* [TASK DIRECTIONS] Transcribe all the entries word for word, omitting any pictures they contain.
-- RECORDED INFORMATION start --
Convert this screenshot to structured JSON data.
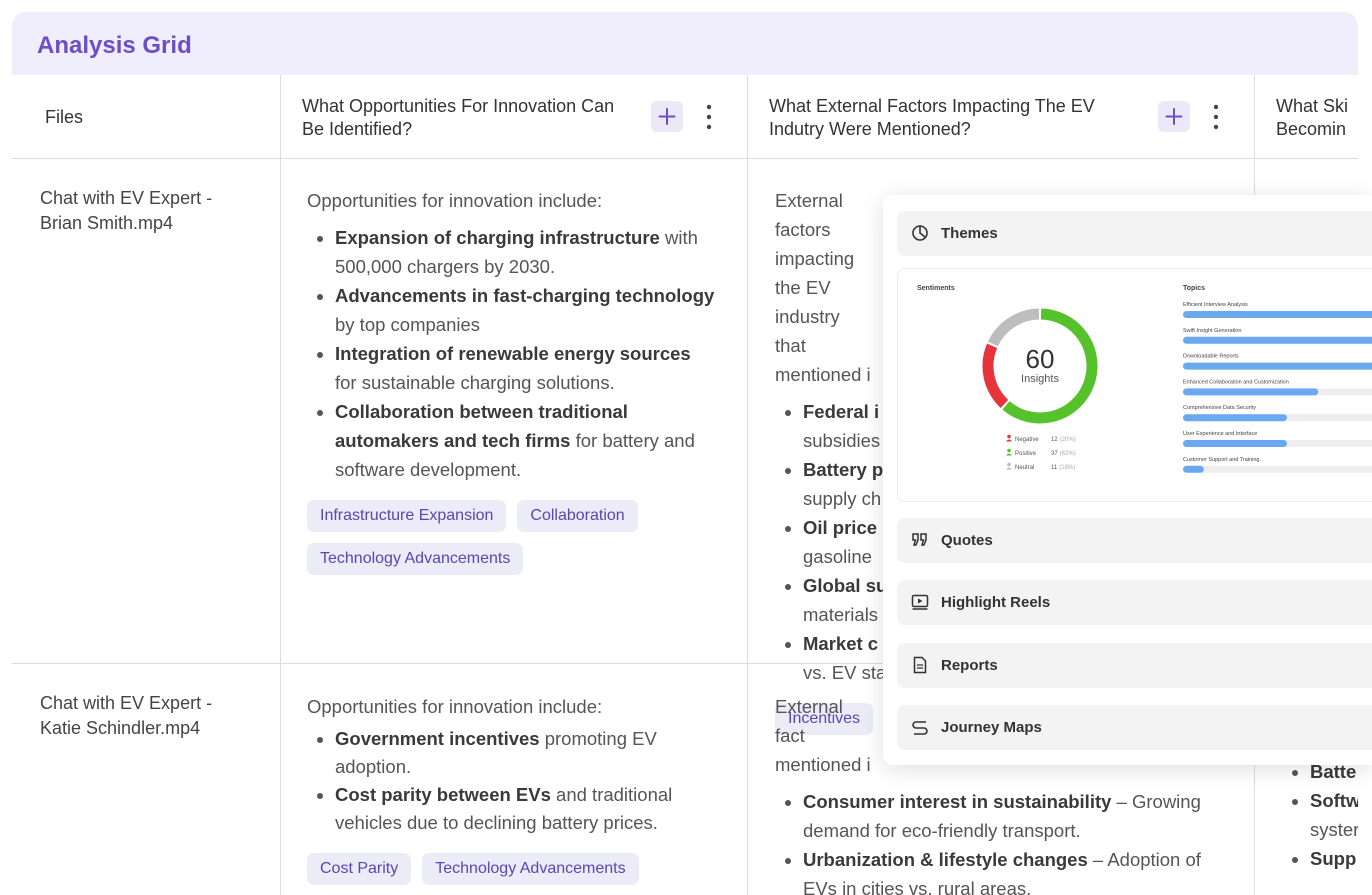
{
  "header": {
    "title": "Analysis Grid"
  },
  "table": {
    "columns": [
      "Files",
      "What Opportunities For Innovation Can Be Identified?",
      "What External Factors Impacting The EV Indutry Were Mentioned?",
      "What Ski\nBecomin"
    ],
    "rows": [
      {
        "file": "Chat with EV Expert - Brian Smith.mp4",
        "cells": [
          {
            "intro": "Opportunities for innovation include:",
            "bullets": [
              {
                "bold": "Expansion of charging infrastructure",
                "text": " with 500,000 chargers by 2030."
              },
              {
                "bold": "Advancements in fast-charging technology",
                "text": " by top companies"
              },
              {
                "bold": "Integration of renewable energy sources",
                "text": " for sustainable charging solutions."
              },
              {
                "bold": "Collaboration between traditional automakers and tech firms",
                "text": " for battery and software development."
              }
            ],
            "tags": [
              "Infrastructure Expansion",
              "Collaboration",
              "Technology Advancements"
            ]
          },
          {
            "intro": "External factors impacting the EV industry that mentioned i",
            "bullets": [
              {
                "bold": "Federal i",
                "text": "subsidies"
              },
              {
                "bold": "Battery p",
                "text": "supply ch"
              },
              {
                "bold": "Oil price",
                "text": "gasoline"
              },
              {
                "bold": "Global su",
                "text": "materials"
              },
              {
                "bold": "Market c",
                "text": "vs. EV sta"
              }
            ],
            "tags": [
              "Incentives"
            ]
          }
        ]
      },
      {
        "file": "Chat with EV Expert - Katie Schindler.mp4",
        "cells": [
          {
            "intro": "Opportunities for innovation include:",
            "bullets": [
              {
                "bold": "Government incentives",
                "text": " promoting EV adoption."
              },
              {
                "bold": "Cost parity between EVs",
                "text": " and traditional vehicles due to declining battery prices."
              }
            ],
            "tags": [
              "Cost Parity",
              "Technology Advancements"
            ]
          },
          {
            "intro": "External fact mentioned i",
            "bullets": [
              {
                "bold": "Consumer interest in sustainability",
                "text": " – Growing demand for eco-friendly transport."
              },
              {
                "bold": "Urbanization & lifestyle changes",
                "text": " – Adoption of EVs in cities vs. rural areas."
              }
            ]
          },
          {
            "bullets": [
              {
                "bold": "Batte"
              },
              {
                "bold": "Softw",
                "text": "syster"
              },
              {
                "bold": "Supp"
              }
            ]
          }
        ]
      }
    ]
  },
  "panel": {
    "sections": [
      "Themes",
      "Quotes",
      "Highlight Reels",
      "Reports",
      "Journey Maps"
    ],
    "sentiments_title": "Sentiments",
    "total": 60,
    "total_label": "Insights",
    "sentiments": [
      {
        "name": "Negative",
        "value": 12,
        "share_label": "(20%)",
        "color": "#e8323c"
      },
      {
        "name": "Positive",
        "value": 37,
        "share_label": "(62%)",
        "color": "#56c22b"
      },
      {
        "name": "Neutral",
        "value": 11,
        "share_label": "(18%)",
        "color": "#bdbdbd"
      }
    ],
    "topics_title": "Topics",
    "topics": [
      {
        "name": "Efficient Interview Analysis",
        "value": 90
      },
      {
        "name": "Swift Insight Generation",
        "value": 85
      },
      {
        "name": "Downloadable Reports",
        "value": 80
      },
      {
        "name": "Enhanced Collaboration and Customization",
        "value": 52
      },
      {
        "name": "Comprehensive Data Security",
        "value": 40
      },
      {
        "name": "User Experience and Interface",
        "value": 40
      },
      {
        "name": "Customer Support and Training",
        "value": 8
      }
    ],
    "topic_color": "#6aa9f0"
  }
}
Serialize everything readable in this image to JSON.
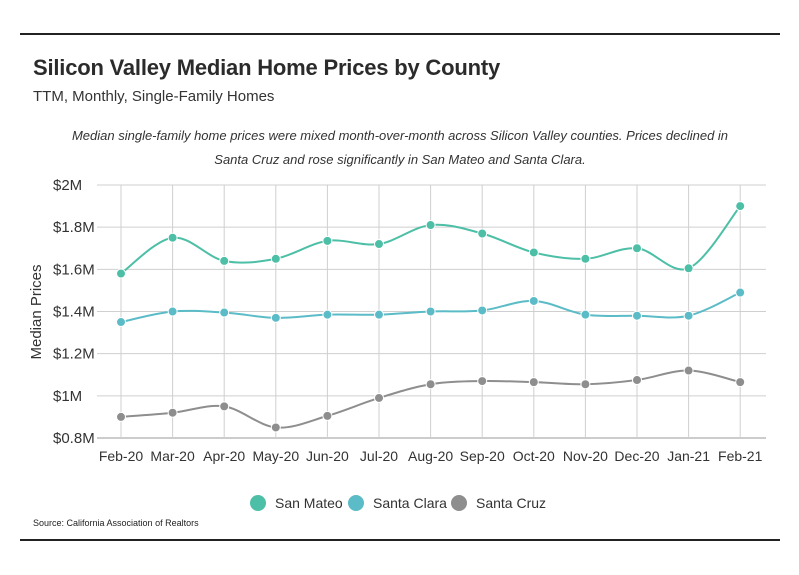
{
  "header": {
    "title": "Silicon Valley Median Home Prices by County",
    "subtitle": "TTM, Monthly, Single-Family Homes",
    "note": "Median single-family home prices were mixed month-over-month across Silicon Valley counties. Prices declined in Santa Cruz and rose significantly in San Mateo and Santa Clara."
  },
  "footer": {
    "source": "Source:  California Association of Realtors"
  },
  "chart_data": {
    "type": "line",
    "title": "Silicon Valley Median Home Prices by County",
    "xlabel": "",
    "ylabel": "Median Prices",
    "ylim": [
      0.8,
      2.0
    ],
    "yticks": [
      {
        "value": 0.8,
        "label": "$0.8M"
      },
      {
        "value": 1.0,
        "label": "$1M"
      },
      {
        "value": 1.2,
        "label": "$1.2M"
      },
      {
        "value": 1.4,
        "label": "$1.4M"
      },
      {
        "value": 1.6,
        "label": "$1.6M"
      },
      {
        "value": 1.8,
        "label": "$1.8M"
      },
      {
        "value": 2.0,
        "label": "$2M"
      }
    ],
    "categories": [
      "Feb-20",
      "Mar-20",
      "Apr-20",
      "May-20",
      "Jun-20",
      "Jul-20",
      "Aug-20",
      "Sep-20",
      "Oct-20",
      "Nov-20",
      "Dec-20",
      "Jan-21",
      "Feb-21"
    ],
    "legend_position": "bottom-center",
    "series": [
      {
        "name": "San Mateo",
        "color": "#4cbfa6",
        "values": [
          1.58,
          1.75,
          1.64,
          1.65,
          1.735,
          1.72,
          1.81,
          1.77,
          1.68,
          1.65,
          1.7,
          1.605,
          1.9
        ]
      },
      {
        "name": "Santa Clara",
        "color": "#5bbcc7",
        "values": [
          1.35,
          1.4,
          1.395,
          1.37,
          1.385,
          1.385,
          1.4,
          1.405,
          1.45,
          1.385,
          1.38,
          1.38,
          1.49
        ]
      },
      {
        "name": "Santa Cruz",
        "color": "#8e8e8e",
        "values": [
          0.9,
          0.92,
          0.95,
          0.85,
          0.905,
          0.99,
          1.055,
          1.07,
          1.065,
          1.055,
          1.075,
          1.12,
          1.065
        ]
      }
    ]
  }
}
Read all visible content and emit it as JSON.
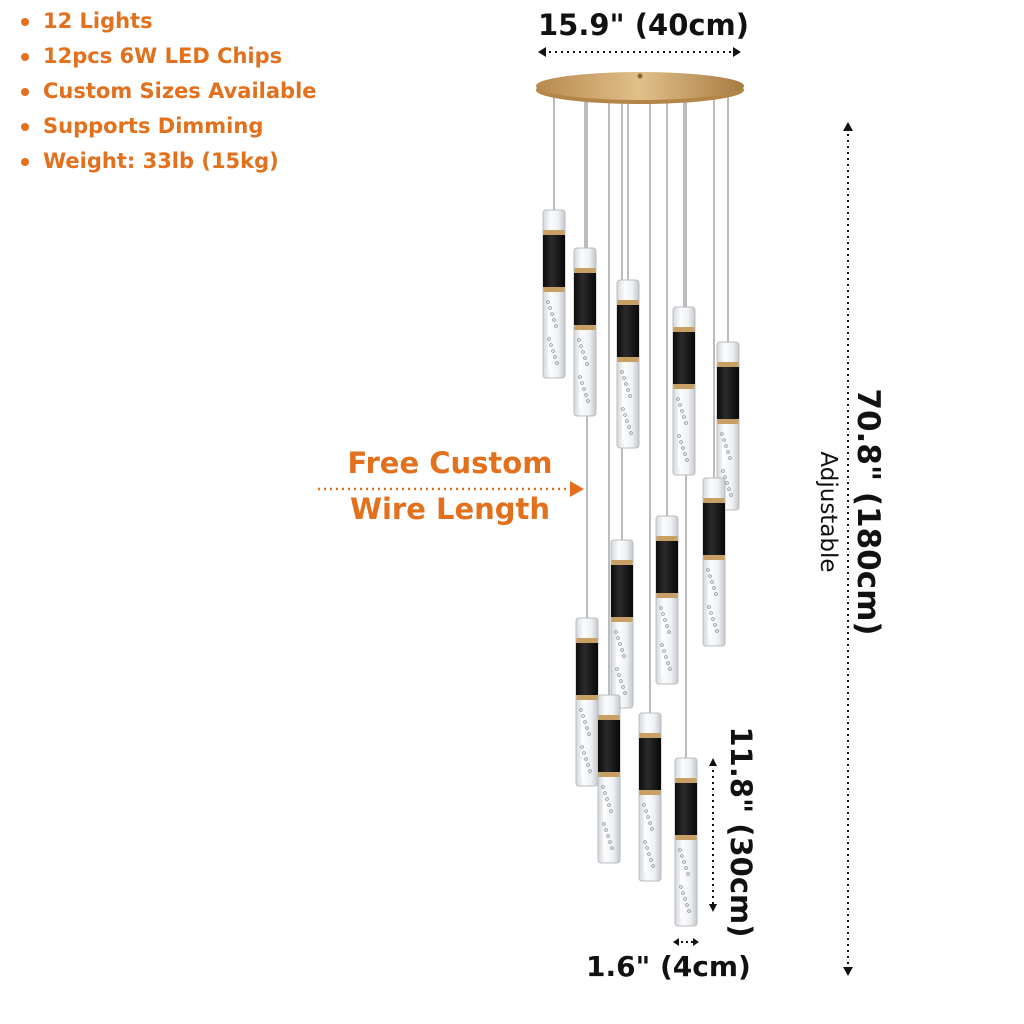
-- RECORDED INFORMATION end --
* [RIGHT ANSWER]
Convert this screenshot to structured JSON data.
{
  "header": {
    "title": "Analysis Grid"
  },
  "table": {
    "columns": [
      "Files",
      "What Opportunities For Innovation Can Be Identified?",
      "What External Factors Impacting The EV Indutry Were Mentioned?",
      "What Ski\nBecomin"
    ],
    "rows": [
      {
        "file": "Chat with EV Expert - Brian Smith.mp4",
        "cells": [
          {
            "intro": "Opportunities for innovation include:",
            "bullets": [
              {
                "bold": "Expansion of charging infrastructure",
                "text": " with 500,000 chargers by 2030."
              },
              {
                "bold": "Advancements in fast-charging technology",
                "text": " by top companies"
              },
              {
                "bold": "Integration of renewable energy sources",
                "text": " for sustainable charging solutions."
              },
              {
                "bold": "Collaboration between traditional automakers and tech firms",
                "text": " for battery and software development."
              }
            ],
            "tags": [
              "Infrastructure Expansion",
              "Collaboration",
              "Technology Advancements"
            ]
          },
          {
            "intro": "External factors impacting the EV industry that mentioned i",
            "bullets": [
              {
                "bold": "Federal i",
                "text": "subsidies"
              },
              {
                "bold": "Battery p",
                "text": "supply ch"
              },
              {
                "bold": "Oil price",
                "text": "gasoline"
              },
              {
                "bold": "Global su",
                "text": "materials"
              },
              {
                "bold": "Market c",
                "text": "vs. EV sta"
              }
            ],
            "tags": [
              "Incentives"
            ]
          }
        ]
      },
      {
        "file": "Chat with EV Expert - Katie Schindler.mp4",
        "cells": [
          {
            "intro": "Opportunities for innovation include:",
            "bullets": [
              {
                "bold": "Government incentives",
                "text": " promoting EV adoption."
              },
              {
                "bold": "Cost parity between EVs",
                "text": " and traditional vehicles due to declining battery prices."
              }
            ],
            "tags": [
              "Cost Parity",
              "Technology Advancements"
            ]
          },
          {
            "intro": "External fact mentioned i",
            "bullets": [
              {
                "bold": "Consumer interest in sustainability",
                "text": " – Growing demand for eco-friendly transport."
              },
              {
                "bold": "Urbanization & lifestyle changes",
                "text": " – Adoption of EVs in cities vs. rural areas."
              }
            ]
          },
          {
            "bullets": [
              {
                "bold": "Batte"
              },
              {
                "bold": "Softw",
                "text": "syster"
              },
              {
                "bold": "Supp"
              }
            ]
          }
        ]
      }
    ]
  },
  "panel": {
    "sections": [
      "Themes",
      "Quotes",
      "Highlight Reels",
      "Reports",
      "Journey Maps"
    ],
    "sentiments_title": "Sentiments",
    "total": 60,
    "total_label": "Insights",
    "sentiments": [
      {
        "name": "Negative",
        "value": 12,
        "share_label": "(20%)",
        "color": "#e8323c"
      },
      {
        "name": "Positive",
        "value": 37,
        "share_label": "(62%)",
        "color": "#56c22b"
      },
      {
        "name": "Neutral",
        "value": 11,
        "share_label": "(18%)",
        "color": "#bdbdbd"
      }
    ],
    "topics_title": "Topics",
    "topics": [
      {
        "name": "Efficient Interview Analysis",
        "value": 90
      },
      {
        "name": "Swift Insight Generation",
        "value": 85
      },
      {
        "name": "Downloadable Reports",
        "value": 80
      },
      {
        "name": "Enhanced Collaboration and Customization",
        "value": 52
      },
      {
        "name": "Comprehensive Data Security",
        "value": 40
      },
      {
        "name": "User Experience and Interface",
        "value": 40
      },
      {
        "name": "Customer Support and Training",
        "value": 8
      }
    ],
    "topic_color": "#6aa9f0"
  }
}
Serialize everything readable in this image to JSON.
{
  "header": {
    "title": "Silicon Valley Median Home Prices by County",
    "subtitle": "TTM, Monthly, Single-Family Homes",
    "note": "Median single-family home prices were mixed month-over-month across Silicon Valley counties. Prices declined in Santa Cruz and rose significantly in San Mateo and Santa Clara."
  },
  "footer": {
    "source": "Source:  California Association of Realtors"
  },
  "chart_data": {
    "type": "line",
    "title": "Silicon Valley Median Home Prices by County",
    "xlabel": "",
    "ylabel": "Median Prices",
    "ylim": [
      0.8,
      2.0
    ],
    "yticks": [
      {
        "value": 0.8,
        "label": "$0.8M"
      },
      {
        "value": 1.0,
        "label": "$1M"
      },
      {
        "value": 1.2,
        "label": "$1.2M"
      },
      {
        "value": 1.4,
        "label": "$1.4M"
      },
      {
        "value": 1.6,
        "label": "$1.6M"
      },
      {
        "value": 1.8,
        "label": "$1.8M"
      },
      {
        "value": 2.0,
        "label": "$2M"
      }
    ],
    "categories": [
      "Feb-20",
      "Mar-20",
      "Apr-20",
      "May-20",
      "Jun-20",
      "Jul-20",
      "Aug-20",
      "Sep-20",
      "Oct-20",
      "Nov-20",
      "Dec-20",
      "Jan-21",
      "Feb-21"
    ],
    "legend_position": "bottom-center",
    "series": [
      {
        "name": "San Mateo",
        "color": "#4cbfa6",
        "values": [
          1.58,
          1.75,
          1.64,
          1.65,
          1.735,
          1.72,
          1.81,
          1.77,
          1.68,
          1.65,
          1.7,
          1.605,
          1.9
        ]
      },
      {
        "name": "Santa Clara",
        "color": "#5bbcc7",
        "values": [
          1.35,
          1.4,
          1.395,
          1.37,
          1.385,
          1.385,
          1.4,
          1.405,
          1.45,
          1.385,
          1.38,
          1.38,
          1.49
        ]
      },
      {
        "name": "Santa Cruz",
        "color": "#8e8e8e",
        "values": [
          0.9,
          0.92,
          0.95,
          0.85,
          0.905,
          0.99,
          1.055,
          1.07,
          1.065,
          1.055,
          1.075,
          1.12,
          1.065
        ]
      }
    ]
  }
}
Read all visible content and emit it as JSON.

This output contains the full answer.